-- begin Dataset --
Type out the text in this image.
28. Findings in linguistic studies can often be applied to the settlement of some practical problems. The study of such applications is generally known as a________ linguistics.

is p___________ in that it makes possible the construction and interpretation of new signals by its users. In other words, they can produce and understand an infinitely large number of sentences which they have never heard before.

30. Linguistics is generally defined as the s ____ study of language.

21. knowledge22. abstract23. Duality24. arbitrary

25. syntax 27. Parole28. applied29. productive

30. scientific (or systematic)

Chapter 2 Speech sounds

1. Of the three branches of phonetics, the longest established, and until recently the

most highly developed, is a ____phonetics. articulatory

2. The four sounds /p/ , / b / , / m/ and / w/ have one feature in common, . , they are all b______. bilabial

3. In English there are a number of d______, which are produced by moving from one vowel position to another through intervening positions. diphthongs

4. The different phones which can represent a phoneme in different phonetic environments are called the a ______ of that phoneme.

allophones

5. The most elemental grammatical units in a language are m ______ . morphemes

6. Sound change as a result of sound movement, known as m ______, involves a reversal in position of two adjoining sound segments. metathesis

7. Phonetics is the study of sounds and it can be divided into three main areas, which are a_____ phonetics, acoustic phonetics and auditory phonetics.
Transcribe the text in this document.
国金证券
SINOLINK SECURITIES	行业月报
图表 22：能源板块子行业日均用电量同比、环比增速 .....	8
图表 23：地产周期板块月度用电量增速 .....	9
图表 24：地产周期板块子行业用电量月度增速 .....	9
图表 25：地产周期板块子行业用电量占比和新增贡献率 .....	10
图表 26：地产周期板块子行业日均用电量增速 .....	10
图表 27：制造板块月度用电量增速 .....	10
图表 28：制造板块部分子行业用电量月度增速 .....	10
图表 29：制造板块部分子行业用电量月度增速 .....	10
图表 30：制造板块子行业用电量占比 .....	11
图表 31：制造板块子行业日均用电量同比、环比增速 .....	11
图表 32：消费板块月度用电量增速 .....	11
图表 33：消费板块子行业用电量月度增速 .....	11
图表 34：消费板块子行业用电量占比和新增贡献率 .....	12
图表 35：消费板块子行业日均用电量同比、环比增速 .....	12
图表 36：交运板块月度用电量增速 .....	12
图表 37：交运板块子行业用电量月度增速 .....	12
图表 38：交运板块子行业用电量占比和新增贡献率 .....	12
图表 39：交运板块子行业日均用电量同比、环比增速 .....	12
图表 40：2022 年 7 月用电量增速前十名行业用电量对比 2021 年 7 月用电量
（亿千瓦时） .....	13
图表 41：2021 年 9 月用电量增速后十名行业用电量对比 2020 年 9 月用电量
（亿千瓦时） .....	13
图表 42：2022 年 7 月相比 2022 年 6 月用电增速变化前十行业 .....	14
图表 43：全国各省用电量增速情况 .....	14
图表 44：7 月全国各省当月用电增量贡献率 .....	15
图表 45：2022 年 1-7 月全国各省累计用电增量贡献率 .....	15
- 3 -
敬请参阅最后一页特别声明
-- end Dataset --
__Short task__. Make an exact copy of every line in the data.

__Correct output__.
Type out the text in this image.
28. Findings in linguistic studies can often be applied to the settlement of some practical problems. The study of such applications is generally known as a________ linguistics.

is p___________ in that it makes possible the construction and interpretation of new signals by its users. In other words, they can produce and understand an infinitely large number of sentences which they have never heard before.

30. Linguistics is generally defined as the s ____ study of language.

21. knowledge22. abstract23. Duality24. arbitrary

25. syntax 27. Parole28. applied29. productive

30. scientific (or systematic)

Chapter 2 Speech sounds

1. Of the three branches of phonetics, the longest established, and until recently the

most highly developed, is a ____phonetics. articulatory

2. The four sounds /p/ , / b / , / m/ and / w/ have one feature in common, . , they are all b______. bilabial

3. In English there are a number of d______, which are produced by moving from one vowel position to another through intervening positions. diphthongs

4. The different phones which can represent a phoneme in different phonetic environments are called the a ______ of that phoneme.

allophones

5. The most elemental grammatical units in a language are m ______ . morphemes

6. Sound change as a result of sound movement, known as m ______, involves a reversal in position of two adjoining sound segments. metathesis

7. Phonetics is the study of sounds and it can be divided into three main areas, which are a_____ phonetics, acoustic phonetics and auditory phonetics.
Transcribe the text in this document.
国金证券
SINOLINK SECURITIES	行业月报
图表 22：能源板块子行业日均用电量同比、环比增速 .....	8
图表 23：地产周期板块月度用电量增速 .....	9
图表 24：地产周期板块子行业用电量月度增速 .....	9
图表 25：地产周期板块子行业用电量占比和新增贡献率 .....	10
图表 26：地产周期板块子行业日均用电量增速 .....	10
图表 27：制造板块月度用电量增速 .....	10
图表 28：制造板块部分子行业用电量月度增速 .....	10
图表 29：制造板块部分子行业用电量月度增速 .....	10
图表 30：制造板块子行业用电量占比 .....	11
图表 31：制造板块子行业日均用电量同比、环比增速 .....	11
图表 32：消费板块月度用电量增速 .....	11
图表 33：消费板块子行业用电量月度增速 .....	11
图表 34：消费板块子行业用电量占比和新增贡献率 .....	12
图表 35：消费板块子行业日均用电量同比、环比增速 .....	12
图表 36：交运板块月度用电量增速 .....	12
图表 37：交运板块子行业用电量月度增速 .....	12
图表 38：交运板块子行业用电量占比和新增贡献率 .....	12
图表 39：交运板块子行业日均用电量同比、环比增速 .....	12
图表 40：2022 年 7 月用电量增速前十名行业用电量对比 2021 年 7 月用电量
（亿千瓦时） .....	13
图表 41：2021 年 9 月用电量增速后十名行业用电量对比 2020 年 9 月用电量
（亿千瓦时） .....	13
图表 42：2022 年 7 月相比 2022 年 6 月用电增速变化前十行业 .....	14
图表 43：全国各省用电量增速情况 .....	14
图表 44：7 月全国各省当月用电增量贡献率 .....	15
图表 45：2022 年 1-7 月全国各省累计用电增量贡献率 .....	15
- 3 -
敬请参阅最后一页特别声明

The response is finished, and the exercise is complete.